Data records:
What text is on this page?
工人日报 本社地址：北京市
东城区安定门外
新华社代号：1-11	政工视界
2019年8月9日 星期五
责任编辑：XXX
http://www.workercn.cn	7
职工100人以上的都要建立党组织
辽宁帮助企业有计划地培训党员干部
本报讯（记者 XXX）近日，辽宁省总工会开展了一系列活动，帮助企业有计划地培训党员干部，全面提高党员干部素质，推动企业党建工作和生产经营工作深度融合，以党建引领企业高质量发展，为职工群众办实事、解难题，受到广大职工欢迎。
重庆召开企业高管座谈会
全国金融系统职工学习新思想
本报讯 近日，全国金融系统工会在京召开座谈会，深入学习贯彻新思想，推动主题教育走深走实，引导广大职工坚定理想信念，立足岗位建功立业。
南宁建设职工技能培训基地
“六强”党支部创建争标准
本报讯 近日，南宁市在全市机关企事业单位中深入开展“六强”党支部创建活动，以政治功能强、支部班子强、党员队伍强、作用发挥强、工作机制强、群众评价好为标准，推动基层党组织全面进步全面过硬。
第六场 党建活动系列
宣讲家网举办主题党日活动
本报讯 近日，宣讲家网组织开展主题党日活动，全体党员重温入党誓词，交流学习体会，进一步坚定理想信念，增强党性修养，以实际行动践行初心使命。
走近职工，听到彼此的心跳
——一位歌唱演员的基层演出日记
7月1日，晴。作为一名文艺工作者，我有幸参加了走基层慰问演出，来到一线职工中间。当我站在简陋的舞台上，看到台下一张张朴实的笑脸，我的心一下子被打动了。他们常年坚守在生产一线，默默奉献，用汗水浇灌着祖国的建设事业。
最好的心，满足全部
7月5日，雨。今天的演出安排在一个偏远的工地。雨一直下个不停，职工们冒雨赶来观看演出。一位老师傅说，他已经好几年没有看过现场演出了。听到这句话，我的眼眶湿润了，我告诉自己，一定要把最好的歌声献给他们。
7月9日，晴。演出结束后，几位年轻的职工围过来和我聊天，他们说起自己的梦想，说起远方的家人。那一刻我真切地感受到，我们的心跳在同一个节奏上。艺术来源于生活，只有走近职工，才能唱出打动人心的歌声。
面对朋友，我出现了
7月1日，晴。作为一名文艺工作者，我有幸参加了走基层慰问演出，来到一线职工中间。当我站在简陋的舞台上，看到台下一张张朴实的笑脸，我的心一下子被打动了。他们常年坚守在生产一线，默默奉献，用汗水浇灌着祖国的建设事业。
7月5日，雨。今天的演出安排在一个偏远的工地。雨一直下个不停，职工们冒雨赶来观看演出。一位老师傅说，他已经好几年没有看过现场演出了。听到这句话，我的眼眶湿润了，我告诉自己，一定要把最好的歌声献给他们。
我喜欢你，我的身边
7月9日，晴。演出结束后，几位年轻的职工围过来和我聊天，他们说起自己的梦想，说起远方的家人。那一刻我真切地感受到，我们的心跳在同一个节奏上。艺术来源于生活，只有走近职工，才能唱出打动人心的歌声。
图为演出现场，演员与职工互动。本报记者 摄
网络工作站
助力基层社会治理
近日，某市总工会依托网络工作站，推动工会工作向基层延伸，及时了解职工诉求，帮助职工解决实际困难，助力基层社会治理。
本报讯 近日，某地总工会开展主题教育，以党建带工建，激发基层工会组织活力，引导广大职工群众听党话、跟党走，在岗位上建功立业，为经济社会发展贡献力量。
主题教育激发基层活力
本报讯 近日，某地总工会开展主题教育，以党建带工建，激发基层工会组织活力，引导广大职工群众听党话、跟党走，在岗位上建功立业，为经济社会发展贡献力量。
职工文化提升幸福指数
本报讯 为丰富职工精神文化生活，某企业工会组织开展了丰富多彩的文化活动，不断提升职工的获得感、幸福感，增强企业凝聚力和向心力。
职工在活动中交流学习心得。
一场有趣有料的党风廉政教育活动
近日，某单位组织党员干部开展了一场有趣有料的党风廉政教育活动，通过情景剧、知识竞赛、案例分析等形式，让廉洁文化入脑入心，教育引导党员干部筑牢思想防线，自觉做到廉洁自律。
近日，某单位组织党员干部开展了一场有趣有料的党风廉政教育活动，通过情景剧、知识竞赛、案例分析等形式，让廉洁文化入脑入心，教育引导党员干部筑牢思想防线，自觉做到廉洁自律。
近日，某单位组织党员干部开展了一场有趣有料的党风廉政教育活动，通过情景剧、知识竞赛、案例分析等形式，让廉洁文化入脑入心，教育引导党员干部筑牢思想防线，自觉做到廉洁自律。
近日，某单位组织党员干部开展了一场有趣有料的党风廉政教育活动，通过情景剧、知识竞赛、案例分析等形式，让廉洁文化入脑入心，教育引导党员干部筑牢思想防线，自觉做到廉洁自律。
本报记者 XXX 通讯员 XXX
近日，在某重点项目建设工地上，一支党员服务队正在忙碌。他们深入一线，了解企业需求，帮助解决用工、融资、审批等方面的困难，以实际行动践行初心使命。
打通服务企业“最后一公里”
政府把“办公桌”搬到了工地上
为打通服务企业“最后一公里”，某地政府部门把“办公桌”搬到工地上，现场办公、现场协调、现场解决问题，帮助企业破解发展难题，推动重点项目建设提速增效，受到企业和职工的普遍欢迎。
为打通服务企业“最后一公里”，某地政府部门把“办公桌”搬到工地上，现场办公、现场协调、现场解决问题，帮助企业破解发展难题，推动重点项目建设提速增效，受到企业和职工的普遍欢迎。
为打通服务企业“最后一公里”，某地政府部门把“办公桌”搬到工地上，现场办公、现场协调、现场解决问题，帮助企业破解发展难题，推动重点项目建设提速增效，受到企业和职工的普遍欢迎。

*EXERCISE DESCRIPTION*:
Repeat the entries exactly, all of them.

*RESPONSE TO THE EXERCISE*:
What text is on this page?
工人日报 本社地址：北京市
东城区安定门外
新华社代号：1-11	政工视界
2019年8月9日 星期五
责任编辑：XXX
http://www.workercn.cn	7
职工100人以上的都要建立党组织
辽宁帮助企业有计划地培训党员干部
本报讯（记者 XXX）近日，辽宁省总工会开展了一系列活动，帮助企业有计划地培训党员干部，全面提高党员干部素质，推动企业党建工作和生产经营工作深度融合，以党建引领企业高质量发展，为职工群众办实事、解难题，受到广大职工欢迎。
重庆召开企业高管座谈会
全国金融系统职工学习新思想
本报讯 近日，全国金融系统工会在京召开座谈会，深入学习贯彻新思想，推动主题教育走深走实，引导广大职工坚定理想信念，立足岗位建功立业。
南宁建设职工技能培训基地
“六强”党支部创建争标准
本报讯 近日，南宁市在全市机关企事业单位中深入开展“六强”党支部创建活动，以政治功能强、支部班子强、党员队伍强、作用发挥强、工作机制强、群众评价好为标准，推动基层党组织全面进步全面过硬。
第六场 党建活动系列
宣讲家网举办主题党日活动
本报讯 近日，宣讲家网组织开展主题党日活动，全体党员重温入党誓词，交流学习体会，进一步坚定理想信念，增强党性修养，以实际行动践行初心使命。
走近职工，听到彼此的心跳
——一位歌唱演员的基层演出日记
7月1日，晴。作为一名文艺工作者，我有幸参加了走基层慰问演出，来到一线职工中间。当我站在简陋的舞台上，看到台下一张张朴实的笑脸，我的心一下子被打动了。他们常年坚守在生产一线，默默奉献，用汗水浇灌着祖国的建设事业。
最好的心，满足全部
7月5日，雨。今天的演出安排在一个偏远的工地。雨一直下个不停，职工们冒雨赶来观看演出。一位老师傅说，他已经好几年没有看过现场演出了。听到这句话，我的眼眶湿润了，我告诉自己，一定要把最好的歌声献给他们。
7月9日，晴。演出结束后，几位年轻的职工围过来和我聊天，他们说起自己的梦想，说起远方的家人。那一刻我真切地感受到，我们的心跳在同一个节奏上。艺术来源于生活，只有走近职工，才能唱出打动人心的歌声。
面对朋友，我出现了
7月1日，晴。作为一名文艺工作者，我有幸参加了走基层慰问演出，来到一线职工中间。当我站在简陋的舞台上，看到台下一张张朴实的笑脸，我的心一下子被打动了。他们常年坚守在生产一线，默默奉献，用汗水浇灌着祖国的建设事业。
7月5日，雨。今天的演出安排在一个偏远的工地。雨一直下个不停，职工们冒雨赶来观看演出。一位老师傅说，他已经好几年没有看过现场演出了。听到这句话，我的眼眶湿润了，我告诉自己，一定要把最好的歌声献给他们。
我喜欢你，我的身边
7月9日，晴。演出结束后，几位年轻的职工围过来和我聊天，他们说起自己的梦想，说起远方的家人。那一刻我真切地感受到，我们的心跳在同一个节奏上。艺术来源于生活，只有走近职工，才能唱出打动人心的歌声。
图为演出现场，演员与职工互动。本报记者 摄
网络工作站
助力基层社会治理
近日，某市总工会依托网络工作站，推动工会工作向基层延伸，及时了解职工诉求，帮助职工解决实际困难，助力基层社会治理。
本报讯 近日，某地总工会开展主题教育，以党建带工建，激发基层工会组织活力，引导广大职工群众听党话、跟党走，在岗位上建功立业，为经济社会发展贡献力量。
主题教育激发基层活力
本报讯 近日，某地总工会开展主题教育，以党建带工建，激发基层工会组织活力，引导广大职工群众听党话、跟党走，在岗位上建功立业，为经济社会发展贡献力量。
职工文化提升幸福指数
本报讯 为丰富职工精神文化生活，某企业工会组织开展了丰富多彩的文化活动，不断提升职工的获得感、幸福感，增强企业凝聚力和向心力。
职工在活动中交流学习心得。
一场有趣有料的党风廉政教育活动
近日，某单位组织党员干部开展了一场有趣有料的党风廉政教育活动，通过情景剧、知识竞赛、案例分析等形式，让廉洁文化入脑入心，教育引导党员干部筑牢思想防线，自觉做到廉洁自律。
近日，某单位组织党员干部开展了一场有趣有料的党风廉政教育活动，通过情景剧、知识竞赛、案例分析等形式，让廉洁文化入脑入心，教育引导党员干部筑牢思想防线，自觉做到廉洁自律。
近日，某单位组织党员干部开展了一场有趣有料的党风廉政教育活动，通过情景剧、知识竞赛、案例分析等形式，让廉洁文化入脑入心，教育引导党员干部筑牢思想防线，自觉做到廉洁自律。
近日，某单位组织党员干部开展了一场有趣有料的党风廉政教育活动，通过情景剧、知识竞赛、案例分析等形式，让廉洁文化入脑入心，教育引导党员干部筑牢思想防线，自觉做到廉洁自律。
本报记者 XXX 通讯员 XXX
近日，在某重点项目建设工地上，一支党员服务队正在忙碌。他们深入一线，了解企业需求，帮助解决用工、融资、审批等方面的困难，以实际行动践行初心使命。
打通服务企业“最后一公里”
政府把“办公桌”搬到了工地上
为打通服务企业“最后一公里”，某地政府部门把“办公桌”搬到工地上，现场办公、现场协调、现场解决问题，帮助企业破解发展难题，推动重点项目建设提速增效，受到企业和职工的普遍欢迎。
为打通服务企业“最后一公里”，某地政府部门把“办公桌”搬到工地上，现场办公、现场协调、现场解决问题，帮助企业破解发展难题，推动重点项目建设提速增效，受到企业和职工的普遍欢迎。
为打通服务企业“最后一公里”，某地政府部门把“办公桌”搬到工地上，现场办公、现场协调、现场解决问题，帮助企业破解发展难题，推动重点项目建设提速增效，受到企业和职工的普遍欢迎。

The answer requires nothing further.